━━ Task material ━━
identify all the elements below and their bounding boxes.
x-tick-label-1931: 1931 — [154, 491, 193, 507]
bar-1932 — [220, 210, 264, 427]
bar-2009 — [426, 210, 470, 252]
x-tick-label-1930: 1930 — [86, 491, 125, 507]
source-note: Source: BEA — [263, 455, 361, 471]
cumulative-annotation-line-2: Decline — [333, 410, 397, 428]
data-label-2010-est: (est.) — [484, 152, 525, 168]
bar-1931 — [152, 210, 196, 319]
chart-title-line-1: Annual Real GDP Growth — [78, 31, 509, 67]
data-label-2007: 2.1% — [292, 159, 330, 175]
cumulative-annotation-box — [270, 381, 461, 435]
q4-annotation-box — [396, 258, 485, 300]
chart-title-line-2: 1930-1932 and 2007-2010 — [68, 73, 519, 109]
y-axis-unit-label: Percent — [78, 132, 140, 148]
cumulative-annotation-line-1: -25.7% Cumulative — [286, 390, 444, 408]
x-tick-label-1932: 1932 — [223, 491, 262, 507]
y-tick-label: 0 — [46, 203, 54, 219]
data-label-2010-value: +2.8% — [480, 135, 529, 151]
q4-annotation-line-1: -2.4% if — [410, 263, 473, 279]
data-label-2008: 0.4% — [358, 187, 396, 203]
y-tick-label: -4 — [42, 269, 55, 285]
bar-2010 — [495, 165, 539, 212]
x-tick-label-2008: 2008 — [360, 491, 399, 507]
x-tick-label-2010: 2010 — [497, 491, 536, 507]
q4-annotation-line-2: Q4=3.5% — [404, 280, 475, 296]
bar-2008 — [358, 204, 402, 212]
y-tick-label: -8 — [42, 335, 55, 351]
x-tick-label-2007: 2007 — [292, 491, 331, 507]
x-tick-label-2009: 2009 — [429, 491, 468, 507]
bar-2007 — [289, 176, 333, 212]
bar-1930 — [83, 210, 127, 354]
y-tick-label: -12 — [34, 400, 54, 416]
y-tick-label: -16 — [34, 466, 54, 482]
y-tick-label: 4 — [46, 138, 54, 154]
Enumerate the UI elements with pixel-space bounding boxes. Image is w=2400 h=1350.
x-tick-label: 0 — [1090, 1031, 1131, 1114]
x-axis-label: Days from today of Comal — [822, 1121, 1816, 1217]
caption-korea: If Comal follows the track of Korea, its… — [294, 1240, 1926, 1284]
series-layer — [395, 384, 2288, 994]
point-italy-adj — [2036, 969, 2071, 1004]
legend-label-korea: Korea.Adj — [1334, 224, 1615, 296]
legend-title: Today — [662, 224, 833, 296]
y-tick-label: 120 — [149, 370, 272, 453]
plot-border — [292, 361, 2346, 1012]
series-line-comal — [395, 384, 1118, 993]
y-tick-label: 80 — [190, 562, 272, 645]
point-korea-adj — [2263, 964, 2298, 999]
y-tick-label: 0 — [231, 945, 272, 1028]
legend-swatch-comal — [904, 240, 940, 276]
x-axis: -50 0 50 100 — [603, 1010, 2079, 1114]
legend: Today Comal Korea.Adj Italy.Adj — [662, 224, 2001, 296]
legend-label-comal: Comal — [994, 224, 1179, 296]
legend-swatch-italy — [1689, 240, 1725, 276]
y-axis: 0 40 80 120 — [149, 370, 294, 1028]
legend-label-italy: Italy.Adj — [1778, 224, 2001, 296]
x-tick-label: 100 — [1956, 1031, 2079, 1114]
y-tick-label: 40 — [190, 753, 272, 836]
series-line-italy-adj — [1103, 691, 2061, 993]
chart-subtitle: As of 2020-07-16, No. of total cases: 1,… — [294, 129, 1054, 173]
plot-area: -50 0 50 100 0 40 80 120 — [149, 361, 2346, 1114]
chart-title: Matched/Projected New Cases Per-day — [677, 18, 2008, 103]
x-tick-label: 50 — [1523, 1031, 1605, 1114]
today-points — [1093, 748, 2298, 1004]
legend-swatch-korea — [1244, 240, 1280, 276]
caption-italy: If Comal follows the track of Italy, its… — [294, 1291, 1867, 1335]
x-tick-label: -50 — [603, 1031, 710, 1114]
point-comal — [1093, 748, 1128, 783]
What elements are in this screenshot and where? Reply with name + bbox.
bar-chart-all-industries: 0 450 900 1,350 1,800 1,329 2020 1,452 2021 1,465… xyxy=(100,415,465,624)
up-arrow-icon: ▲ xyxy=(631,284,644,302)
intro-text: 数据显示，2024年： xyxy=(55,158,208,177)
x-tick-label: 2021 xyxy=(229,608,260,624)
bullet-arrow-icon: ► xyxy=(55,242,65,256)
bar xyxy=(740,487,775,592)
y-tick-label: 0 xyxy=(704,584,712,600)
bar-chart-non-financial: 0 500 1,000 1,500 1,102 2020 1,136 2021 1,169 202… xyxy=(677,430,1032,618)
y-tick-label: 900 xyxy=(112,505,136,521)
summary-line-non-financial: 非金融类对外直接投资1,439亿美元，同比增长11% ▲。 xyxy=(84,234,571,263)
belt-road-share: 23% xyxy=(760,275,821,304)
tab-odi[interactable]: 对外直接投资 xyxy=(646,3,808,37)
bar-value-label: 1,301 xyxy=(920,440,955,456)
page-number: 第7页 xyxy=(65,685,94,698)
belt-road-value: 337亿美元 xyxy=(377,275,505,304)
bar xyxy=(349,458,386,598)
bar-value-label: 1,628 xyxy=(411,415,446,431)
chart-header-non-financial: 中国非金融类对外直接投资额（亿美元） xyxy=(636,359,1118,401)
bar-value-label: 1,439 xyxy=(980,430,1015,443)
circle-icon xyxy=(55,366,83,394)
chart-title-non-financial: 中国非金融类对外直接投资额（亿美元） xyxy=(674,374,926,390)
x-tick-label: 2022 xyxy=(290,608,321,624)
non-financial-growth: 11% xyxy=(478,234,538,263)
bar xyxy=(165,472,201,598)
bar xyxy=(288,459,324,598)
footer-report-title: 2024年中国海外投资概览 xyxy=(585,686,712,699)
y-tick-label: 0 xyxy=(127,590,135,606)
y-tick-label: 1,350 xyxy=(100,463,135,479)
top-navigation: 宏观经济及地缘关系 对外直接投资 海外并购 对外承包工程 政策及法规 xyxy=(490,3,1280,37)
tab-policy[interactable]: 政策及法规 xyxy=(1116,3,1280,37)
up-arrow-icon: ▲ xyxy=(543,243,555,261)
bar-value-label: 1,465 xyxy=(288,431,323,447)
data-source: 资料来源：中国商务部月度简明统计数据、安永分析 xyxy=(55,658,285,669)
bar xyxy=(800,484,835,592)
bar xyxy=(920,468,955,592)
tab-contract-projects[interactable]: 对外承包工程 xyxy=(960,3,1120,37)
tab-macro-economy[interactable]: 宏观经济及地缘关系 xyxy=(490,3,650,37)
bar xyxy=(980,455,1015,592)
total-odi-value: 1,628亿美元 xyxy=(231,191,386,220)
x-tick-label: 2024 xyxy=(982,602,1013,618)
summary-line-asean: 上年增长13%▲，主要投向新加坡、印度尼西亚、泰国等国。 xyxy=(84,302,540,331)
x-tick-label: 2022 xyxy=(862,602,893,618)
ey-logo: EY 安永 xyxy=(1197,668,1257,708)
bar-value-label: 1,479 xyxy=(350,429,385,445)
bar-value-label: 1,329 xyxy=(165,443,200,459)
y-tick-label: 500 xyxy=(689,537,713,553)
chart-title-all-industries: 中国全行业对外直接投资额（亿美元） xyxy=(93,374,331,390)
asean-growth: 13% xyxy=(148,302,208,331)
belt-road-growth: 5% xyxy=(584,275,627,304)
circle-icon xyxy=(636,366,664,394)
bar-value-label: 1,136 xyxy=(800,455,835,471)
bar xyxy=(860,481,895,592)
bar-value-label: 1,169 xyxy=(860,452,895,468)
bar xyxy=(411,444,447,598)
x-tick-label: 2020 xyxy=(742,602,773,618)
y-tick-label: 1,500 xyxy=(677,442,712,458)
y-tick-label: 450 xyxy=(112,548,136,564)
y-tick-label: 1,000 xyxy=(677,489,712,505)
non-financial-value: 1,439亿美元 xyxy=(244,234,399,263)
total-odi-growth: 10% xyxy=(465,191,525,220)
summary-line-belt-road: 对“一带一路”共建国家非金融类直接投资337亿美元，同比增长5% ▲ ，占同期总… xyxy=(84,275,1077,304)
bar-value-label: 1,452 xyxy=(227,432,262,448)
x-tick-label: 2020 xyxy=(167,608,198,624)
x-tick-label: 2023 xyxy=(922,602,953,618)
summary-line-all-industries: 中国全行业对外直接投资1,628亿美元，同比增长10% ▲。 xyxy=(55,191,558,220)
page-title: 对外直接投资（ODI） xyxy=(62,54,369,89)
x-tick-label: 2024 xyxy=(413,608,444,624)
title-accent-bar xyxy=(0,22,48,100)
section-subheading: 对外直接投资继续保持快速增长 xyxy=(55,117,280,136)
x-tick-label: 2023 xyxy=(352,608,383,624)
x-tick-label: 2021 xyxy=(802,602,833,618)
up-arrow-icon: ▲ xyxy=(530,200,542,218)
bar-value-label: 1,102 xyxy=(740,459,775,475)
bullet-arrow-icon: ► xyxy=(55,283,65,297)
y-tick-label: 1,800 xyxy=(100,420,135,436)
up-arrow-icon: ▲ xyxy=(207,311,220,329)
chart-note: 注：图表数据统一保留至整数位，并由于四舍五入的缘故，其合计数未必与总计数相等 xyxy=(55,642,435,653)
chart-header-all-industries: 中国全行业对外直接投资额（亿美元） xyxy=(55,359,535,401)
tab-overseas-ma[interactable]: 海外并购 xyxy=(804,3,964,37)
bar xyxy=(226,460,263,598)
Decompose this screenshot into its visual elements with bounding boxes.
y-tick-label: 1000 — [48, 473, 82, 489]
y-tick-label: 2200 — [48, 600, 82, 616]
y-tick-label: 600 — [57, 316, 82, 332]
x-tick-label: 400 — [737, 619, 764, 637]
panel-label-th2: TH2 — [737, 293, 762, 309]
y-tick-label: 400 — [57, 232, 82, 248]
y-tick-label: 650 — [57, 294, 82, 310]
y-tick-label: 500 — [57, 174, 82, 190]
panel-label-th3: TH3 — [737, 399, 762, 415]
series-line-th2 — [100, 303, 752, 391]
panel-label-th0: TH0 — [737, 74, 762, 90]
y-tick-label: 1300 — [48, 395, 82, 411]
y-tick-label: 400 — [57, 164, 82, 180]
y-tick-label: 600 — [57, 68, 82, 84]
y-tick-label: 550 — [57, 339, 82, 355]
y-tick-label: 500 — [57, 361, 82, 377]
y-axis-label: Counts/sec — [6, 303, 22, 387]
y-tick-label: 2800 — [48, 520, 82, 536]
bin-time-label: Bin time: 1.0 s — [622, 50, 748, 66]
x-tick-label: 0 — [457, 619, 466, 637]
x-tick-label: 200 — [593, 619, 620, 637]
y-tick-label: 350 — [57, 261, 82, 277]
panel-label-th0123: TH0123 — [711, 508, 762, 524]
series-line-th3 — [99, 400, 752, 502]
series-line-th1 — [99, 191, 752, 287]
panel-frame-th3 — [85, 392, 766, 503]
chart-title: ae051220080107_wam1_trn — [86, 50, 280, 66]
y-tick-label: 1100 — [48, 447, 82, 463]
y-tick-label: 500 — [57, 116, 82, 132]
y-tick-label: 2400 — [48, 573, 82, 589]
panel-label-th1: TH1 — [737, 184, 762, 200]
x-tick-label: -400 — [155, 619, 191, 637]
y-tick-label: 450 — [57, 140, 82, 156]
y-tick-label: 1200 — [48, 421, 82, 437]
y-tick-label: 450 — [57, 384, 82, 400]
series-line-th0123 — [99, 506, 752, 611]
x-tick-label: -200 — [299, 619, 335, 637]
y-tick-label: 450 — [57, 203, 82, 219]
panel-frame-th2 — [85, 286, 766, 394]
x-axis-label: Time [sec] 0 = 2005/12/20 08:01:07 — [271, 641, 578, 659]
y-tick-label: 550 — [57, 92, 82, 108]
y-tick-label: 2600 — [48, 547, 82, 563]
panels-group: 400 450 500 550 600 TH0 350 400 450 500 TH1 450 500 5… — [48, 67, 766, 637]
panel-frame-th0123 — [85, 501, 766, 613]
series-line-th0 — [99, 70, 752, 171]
━━━
### Prompt
Print the records again word for word, from their first line through the line that contains "cumulative-annotation-line-1: -25.7% Cumulative", and nothing past that line.

### Complete answer
identify all the elements below and their bounding boxes.
x-tick-label-1931: 1931 — [154, 491, 193, 507]
bar-1932 — [220, 210, 264, 427]
bar-2009 — [426, 210, 470, 252]
x-tick-label-1930: 1930 — [86, 491, 125, 507]
source-note: Source: BEA — [263, 455, 361, 471]
cumulative-annotation-line-2: Decline — [333, 410, 397, 428]
data-label-2010-est: (est.) — [484, 152, 525, 168]
bar-1931 — [152, 210, 196, 319]
chart-title-line-1: Annual Real GDP Growth — [78, 31, 509, 67]
data-label-2007: 2.1% — [292, 159, 330, 175]
cumulative-annotation-box — [270, 381, 461, 435]
q4-annotation-box — [396, 258, 485, 300]
chart-title-line-2: 1930-1932 and 2007-2010 — [68, 73, 519, 109]
y-axis-unit-label: Percent — [78, 132, 140, 148]
cumulative-annotation-line-1: -25.7% Cumulative — [286, 390, 444, 408]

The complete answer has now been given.